Raw data:
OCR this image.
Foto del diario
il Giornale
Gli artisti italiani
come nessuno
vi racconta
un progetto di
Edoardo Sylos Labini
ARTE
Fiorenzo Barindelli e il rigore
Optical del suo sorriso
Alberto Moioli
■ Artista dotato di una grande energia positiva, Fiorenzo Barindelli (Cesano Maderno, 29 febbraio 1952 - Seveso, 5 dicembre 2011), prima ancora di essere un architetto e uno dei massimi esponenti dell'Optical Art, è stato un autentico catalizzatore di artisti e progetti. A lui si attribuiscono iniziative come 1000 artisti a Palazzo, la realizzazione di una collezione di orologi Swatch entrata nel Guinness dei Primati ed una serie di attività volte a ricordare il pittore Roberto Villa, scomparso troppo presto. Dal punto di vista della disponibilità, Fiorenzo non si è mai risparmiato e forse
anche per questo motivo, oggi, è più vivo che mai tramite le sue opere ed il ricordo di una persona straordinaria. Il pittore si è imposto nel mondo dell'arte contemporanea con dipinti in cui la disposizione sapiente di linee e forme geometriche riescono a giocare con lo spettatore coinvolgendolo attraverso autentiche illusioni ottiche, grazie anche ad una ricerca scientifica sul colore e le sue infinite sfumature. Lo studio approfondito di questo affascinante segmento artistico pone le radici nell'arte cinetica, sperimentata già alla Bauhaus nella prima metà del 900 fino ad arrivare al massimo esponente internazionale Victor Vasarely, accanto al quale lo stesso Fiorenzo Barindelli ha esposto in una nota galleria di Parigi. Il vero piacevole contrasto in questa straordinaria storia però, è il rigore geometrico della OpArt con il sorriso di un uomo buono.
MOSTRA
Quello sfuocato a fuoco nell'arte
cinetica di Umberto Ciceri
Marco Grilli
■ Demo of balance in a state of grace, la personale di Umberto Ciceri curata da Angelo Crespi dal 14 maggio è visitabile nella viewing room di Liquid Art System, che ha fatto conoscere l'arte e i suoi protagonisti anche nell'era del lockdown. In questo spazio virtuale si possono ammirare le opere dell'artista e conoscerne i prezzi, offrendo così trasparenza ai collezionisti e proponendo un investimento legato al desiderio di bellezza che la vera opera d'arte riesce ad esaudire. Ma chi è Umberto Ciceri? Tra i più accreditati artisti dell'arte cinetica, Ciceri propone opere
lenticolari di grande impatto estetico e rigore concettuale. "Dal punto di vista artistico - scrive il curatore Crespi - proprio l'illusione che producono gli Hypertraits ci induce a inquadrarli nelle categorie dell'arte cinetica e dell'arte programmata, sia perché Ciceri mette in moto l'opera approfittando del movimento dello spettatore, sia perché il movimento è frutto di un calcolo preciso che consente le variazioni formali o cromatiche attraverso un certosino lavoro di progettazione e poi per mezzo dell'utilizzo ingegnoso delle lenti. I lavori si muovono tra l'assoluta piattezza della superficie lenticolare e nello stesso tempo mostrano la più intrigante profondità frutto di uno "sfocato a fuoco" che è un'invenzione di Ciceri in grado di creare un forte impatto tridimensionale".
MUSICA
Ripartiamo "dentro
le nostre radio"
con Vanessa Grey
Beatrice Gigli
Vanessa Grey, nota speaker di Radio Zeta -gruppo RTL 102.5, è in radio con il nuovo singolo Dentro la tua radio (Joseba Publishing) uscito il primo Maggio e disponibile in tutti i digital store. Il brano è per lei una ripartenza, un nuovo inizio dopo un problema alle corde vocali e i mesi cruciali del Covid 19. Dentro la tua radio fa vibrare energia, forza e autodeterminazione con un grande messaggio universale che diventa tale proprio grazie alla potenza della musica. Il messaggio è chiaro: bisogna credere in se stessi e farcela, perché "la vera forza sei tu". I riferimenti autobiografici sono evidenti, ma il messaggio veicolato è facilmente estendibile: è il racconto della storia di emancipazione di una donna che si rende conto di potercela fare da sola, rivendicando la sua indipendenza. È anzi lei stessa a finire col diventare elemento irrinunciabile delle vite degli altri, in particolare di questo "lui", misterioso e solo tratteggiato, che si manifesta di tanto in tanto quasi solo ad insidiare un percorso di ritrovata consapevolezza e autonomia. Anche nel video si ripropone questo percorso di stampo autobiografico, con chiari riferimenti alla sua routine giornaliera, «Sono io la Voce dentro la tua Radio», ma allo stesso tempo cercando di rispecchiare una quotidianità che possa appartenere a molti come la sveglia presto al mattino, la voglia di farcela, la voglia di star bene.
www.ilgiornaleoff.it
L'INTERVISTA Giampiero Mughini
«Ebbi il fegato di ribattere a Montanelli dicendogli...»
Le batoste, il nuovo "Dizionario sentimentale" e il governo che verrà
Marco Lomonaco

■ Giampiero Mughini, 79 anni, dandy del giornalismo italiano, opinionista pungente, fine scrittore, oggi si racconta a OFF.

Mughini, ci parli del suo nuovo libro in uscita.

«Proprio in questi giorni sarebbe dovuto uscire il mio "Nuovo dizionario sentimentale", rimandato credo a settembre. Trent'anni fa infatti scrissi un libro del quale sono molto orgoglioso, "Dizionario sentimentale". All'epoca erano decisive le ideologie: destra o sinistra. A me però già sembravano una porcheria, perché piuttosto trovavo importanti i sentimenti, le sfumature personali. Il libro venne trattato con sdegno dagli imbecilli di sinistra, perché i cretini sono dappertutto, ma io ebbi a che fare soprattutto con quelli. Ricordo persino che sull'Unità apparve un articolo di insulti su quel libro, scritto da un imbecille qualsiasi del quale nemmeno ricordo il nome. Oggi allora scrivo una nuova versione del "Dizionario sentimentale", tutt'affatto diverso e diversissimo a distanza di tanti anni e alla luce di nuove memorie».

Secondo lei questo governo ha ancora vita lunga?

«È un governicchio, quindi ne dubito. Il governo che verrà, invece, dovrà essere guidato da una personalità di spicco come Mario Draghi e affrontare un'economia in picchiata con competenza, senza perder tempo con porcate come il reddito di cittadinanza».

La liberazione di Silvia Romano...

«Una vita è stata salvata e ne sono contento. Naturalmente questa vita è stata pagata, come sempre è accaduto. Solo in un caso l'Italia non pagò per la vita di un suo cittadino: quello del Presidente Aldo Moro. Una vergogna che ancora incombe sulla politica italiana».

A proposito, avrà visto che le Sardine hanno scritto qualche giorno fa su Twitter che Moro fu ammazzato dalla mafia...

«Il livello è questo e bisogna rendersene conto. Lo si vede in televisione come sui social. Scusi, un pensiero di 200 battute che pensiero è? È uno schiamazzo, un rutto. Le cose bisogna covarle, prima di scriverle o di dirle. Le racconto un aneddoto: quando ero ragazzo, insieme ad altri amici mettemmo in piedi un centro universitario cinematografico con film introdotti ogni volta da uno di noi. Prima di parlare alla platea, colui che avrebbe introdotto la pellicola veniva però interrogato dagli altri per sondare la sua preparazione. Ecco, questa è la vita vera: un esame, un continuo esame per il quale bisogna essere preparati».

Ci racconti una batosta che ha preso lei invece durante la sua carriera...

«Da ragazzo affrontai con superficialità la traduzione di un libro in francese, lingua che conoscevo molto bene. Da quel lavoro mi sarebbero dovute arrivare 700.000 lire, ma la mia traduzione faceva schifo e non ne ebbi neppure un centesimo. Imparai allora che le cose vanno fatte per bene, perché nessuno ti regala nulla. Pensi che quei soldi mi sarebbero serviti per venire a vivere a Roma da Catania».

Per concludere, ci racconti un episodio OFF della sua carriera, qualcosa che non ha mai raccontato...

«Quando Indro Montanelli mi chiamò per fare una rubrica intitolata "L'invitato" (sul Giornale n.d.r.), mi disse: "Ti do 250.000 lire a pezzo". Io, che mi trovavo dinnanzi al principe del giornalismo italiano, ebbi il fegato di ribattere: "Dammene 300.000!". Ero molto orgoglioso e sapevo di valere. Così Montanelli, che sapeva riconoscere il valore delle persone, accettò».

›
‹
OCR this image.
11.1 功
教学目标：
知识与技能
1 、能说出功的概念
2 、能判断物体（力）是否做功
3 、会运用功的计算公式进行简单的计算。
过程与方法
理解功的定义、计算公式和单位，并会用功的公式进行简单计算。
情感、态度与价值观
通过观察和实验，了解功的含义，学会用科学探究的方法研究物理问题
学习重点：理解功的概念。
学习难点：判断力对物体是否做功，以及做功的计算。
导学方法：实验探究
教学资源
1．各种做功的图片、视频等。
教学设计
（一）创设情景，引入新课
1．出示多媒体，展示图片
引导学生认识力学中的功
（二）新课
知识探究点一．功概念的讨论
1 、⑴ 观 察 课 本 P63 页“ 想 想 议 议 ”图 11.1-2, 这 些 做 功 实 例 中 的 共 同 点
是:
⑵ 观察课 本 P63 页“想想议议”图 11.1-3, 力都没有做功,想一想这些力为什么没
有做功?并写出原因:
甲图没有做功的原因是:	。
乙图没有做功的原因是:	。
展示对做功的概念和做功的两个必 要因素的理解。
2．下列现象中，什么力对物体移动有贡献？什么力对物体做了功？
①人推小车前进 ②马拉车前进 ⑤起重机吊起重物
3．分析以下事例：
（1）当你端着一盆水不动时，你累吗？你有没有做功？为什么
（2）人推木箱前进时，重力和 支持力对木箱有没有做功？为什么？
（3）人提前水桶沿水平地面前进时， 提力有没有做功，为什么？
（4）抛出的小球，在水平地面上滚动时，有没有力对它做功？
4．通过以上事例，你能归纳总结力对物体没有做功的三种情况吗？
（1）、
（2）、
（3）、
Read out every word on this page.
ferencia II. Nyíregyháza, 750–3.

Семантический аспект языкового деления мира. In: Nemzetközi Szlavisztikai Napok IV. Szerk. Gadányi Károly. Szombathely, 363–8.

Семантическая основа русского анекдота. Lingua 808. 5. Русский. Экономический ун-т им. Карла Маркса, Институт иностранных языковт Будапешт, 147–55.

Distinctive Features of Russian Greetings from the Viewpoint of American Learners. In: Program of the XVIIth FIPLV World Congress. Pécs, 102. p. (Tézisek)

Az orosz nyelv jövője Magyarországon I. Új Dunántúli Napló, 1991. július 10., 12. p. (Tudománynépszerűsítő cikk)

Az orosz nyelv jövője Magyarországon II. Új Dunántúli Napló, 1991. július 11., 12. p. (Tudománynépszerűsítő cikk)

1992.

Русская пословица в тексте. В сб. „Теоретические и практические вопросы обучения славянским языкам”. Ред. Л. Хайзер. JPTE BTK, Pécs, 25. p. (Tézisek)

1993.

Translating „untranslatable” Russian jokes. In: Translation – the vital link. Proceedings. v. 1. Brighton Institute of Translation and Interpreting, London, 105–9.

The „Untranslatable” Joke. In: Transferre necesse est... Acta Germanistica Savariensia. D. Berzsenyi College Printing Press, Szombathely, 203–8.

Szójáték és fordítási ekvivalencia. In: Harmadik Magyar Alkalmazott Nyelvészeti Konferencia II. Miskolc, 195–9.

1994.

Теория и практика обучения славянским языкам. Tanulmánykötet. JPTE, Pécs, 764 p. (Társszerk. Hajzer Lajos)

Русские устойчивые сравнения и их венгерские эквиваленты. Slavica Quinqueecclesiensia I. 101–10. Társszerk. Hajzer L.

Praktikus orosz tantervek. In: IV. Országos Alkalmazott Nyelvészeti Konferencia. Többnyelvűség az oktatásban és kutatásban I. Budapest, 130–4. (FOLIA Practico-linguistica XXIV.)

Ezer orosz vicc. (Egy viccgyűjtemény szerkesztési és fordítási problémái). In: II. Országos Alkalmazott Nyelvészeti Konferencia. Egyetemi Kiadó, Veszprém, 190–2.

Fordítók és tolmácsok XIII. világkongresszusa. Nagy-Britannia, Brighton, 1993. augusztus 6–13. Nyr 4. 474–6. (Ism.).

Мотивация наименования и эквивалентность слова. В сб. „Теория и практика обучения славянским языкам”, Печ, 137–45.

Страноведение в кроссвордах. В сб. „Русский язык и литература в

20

What the task requires: Pick out the lines containing the string "racconti" and show them.

Answer to this task:
Ci racconti una batosta che ha preso lei invece durante la sua carriera...
Per concludere, ci racconti un episodio OFF della sua carriera, qualcosa che non ha mai raccontato...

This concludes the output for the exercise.